§ **WHAT NEEDS TO BE DONE**: Without omitting anything, return the records precisely as given.

§ **Dataset entries**:

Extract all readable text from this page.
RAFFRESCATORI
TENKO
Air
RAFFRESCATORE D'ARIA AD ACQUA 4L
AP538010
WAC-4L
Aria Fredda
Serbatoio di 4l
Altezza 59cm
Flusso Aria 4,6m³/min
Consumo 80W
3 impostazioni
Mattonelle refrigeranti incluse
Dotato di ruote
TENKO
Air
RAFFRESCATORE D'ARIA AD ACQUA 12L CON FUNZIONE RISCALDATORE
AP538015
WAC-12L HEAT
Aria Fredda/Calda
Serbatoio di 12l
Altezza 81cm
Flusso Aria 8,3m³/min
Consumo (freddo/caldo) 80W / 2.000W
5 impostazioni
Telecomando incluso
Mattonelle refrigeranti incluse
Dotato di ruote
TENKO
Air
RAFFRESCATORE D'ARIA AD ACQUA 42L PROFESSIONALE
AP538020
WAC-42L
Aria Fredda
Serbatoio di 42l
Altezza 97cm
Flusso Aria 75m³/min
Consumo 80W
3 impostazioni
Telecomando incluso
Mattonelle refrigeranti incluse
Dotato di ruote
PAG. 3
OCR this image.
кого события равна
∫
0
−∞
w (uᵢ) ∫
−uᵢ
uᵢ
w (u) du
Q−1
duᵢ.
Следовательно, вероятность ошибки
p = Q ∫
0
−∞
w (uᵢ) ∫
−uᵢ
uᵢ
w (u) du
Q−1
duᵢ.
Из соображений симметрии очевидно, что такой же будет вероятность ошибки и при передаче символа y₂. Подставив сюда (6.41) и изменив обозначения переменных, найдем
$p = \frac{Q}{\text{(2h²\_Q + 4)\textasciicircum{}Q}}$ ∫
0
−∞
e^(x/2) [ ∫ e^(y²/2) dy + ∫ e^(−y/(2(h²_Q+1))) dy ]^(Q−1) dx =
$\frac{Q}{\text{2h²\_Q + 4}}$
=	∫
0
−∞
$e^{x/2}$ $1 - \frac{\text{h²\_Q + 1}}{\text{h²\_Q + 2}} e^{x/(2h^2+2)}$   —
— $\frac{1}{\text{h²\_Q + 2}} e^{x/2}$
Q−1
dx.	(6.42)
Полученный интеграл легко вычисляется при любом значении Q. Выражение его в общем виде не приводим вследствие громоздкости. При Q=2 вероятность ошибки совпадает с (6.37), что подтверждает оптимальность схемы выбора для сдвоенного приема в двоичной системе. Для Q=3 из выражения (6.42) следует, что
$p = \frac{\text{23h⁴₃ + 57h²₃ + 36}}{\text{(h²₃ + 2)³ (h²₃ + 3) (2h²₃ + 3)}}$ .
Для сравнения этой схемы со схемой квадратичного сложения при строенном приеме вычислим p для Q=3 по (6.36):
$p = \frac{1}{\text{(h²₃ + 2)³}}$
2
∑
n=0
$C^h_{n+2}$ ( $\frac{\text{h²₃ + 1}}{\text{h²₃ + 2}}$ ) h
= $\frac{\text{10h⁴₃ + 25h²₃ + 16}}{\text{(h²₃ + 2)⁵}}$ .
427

§ **RESPONSE**:
Extract all readable text from this page.
RAFFRESCATORI
TENKO
Air
RAFFRESCATORE D'ARIA AD ACQUA 4L
AP538010
WAC-4L
Aria Fredda
Serbatoio di 4l
Altezza 59cm
Flusso Aria 4,6m³/min
Consumo 80W
3 impostazioni
Mattonelle refrigeranti incluse
Dotato di ruote
TENKO
Air
RAFFRESCATORE D'ARIA AD ACQUA 12L CON FUNZIONE RISCALDATORE
AP538015
WAC-12L HEAT
Aria Fredda/Calda
Serbatoio di 12l
Altezza 81cm
Flusso Aria 8,3m³/min
Consumo (freddo/caldo) 80W / 2.000W
5 impostazioni
Telecomando incluso
Mattonelle refrigeranti incluse
Dotato di ruote
TENKO
Air
RAFFRESCATORE D'ARIA AD ACQUA 42L PROFESSIONALE
AP538020
WAC-42L
Aria Fredda
Serbatoio di 42l
Altezza 97cm
Flusso Aria 75m³/min
Consumo 80W
3 impostazioni
Telecomando incluso
Mattonelle refrigeranti incluse
Dotato di ruote
PAG. 3
OCR this image.
кого события равна
∫
0
−∞
w (uᵢ) ∫
−uᵢ
uᵢ
w (u) du
Q−1
duᵢ.
Следовательно, вероятность ошибки
p = Q ∫
0
−∞
w (uᵢ) ∫
−uᵢ
uᵢ
w (u) du
Q−1
duᵢ.
Из соображений симметрии очевидно, что такой же будет вероятность ошибки и при передаче символа y₂. Подставив сюда (6.41) и изменив обозначения переменных, найдем
$p = \frac{Q}{\text{(2h²\_Q + 4)\textasciicircum{}Q}}$ ∫
0
−∞
e^(x/2) [ ∫ e^(y²/2) dy + ∫ e^(−y/(2(h²_Q+1))) dy ]^(Q−1) dx =
$\frac{Q}{\text{2h²\_Q + 4}}$
=	∫
0
−∞
$e^{x/2}$ $1 - \frac{\text{h²\_Q + 1}}{\text{h²\_Q + 2}} e^{x/(2h^2+2)}$   —
— $\frac{1}{\text{h²\_Q + 2}} e^{x/2}$
Q−1
dx.	(6.42)
Полученный интеграл легко вычисляется при любом значении Q. Выражение его в общем виде не приводим вследствие громоздкости. При Q=2 вероятность ошибки совпадает с (6.37), что подтверждает оптимальность схемы выбора для сдвоенного приема в двоичной системе. Для Q=3 из выражения (6.42) следует, что
$p = \frac{\text{23h⁴₃ + 57h²₃ + 36}}{\text{(h²₃ + 2)³ (h²₃ + 3) (2h²₃ + 3)}}$ .
Для сравнения этой схемы со схемой квадратичного сложения при строенном приеме вычислим p для Q=3 по (6.36):
$p = \frac{1}{\text{(h²₃ + 2)³}}$
2
∑
n=0
$C^h_{n+2}$ ( $\frac{\text{h²₃ + 1}}{\text{h²₃ + 2}}$ ) h
= $\frac{\text{10h⁴₃ + 25h²₃ + 16}}{\text{(h²₃ + 2)⁵}}$ .
427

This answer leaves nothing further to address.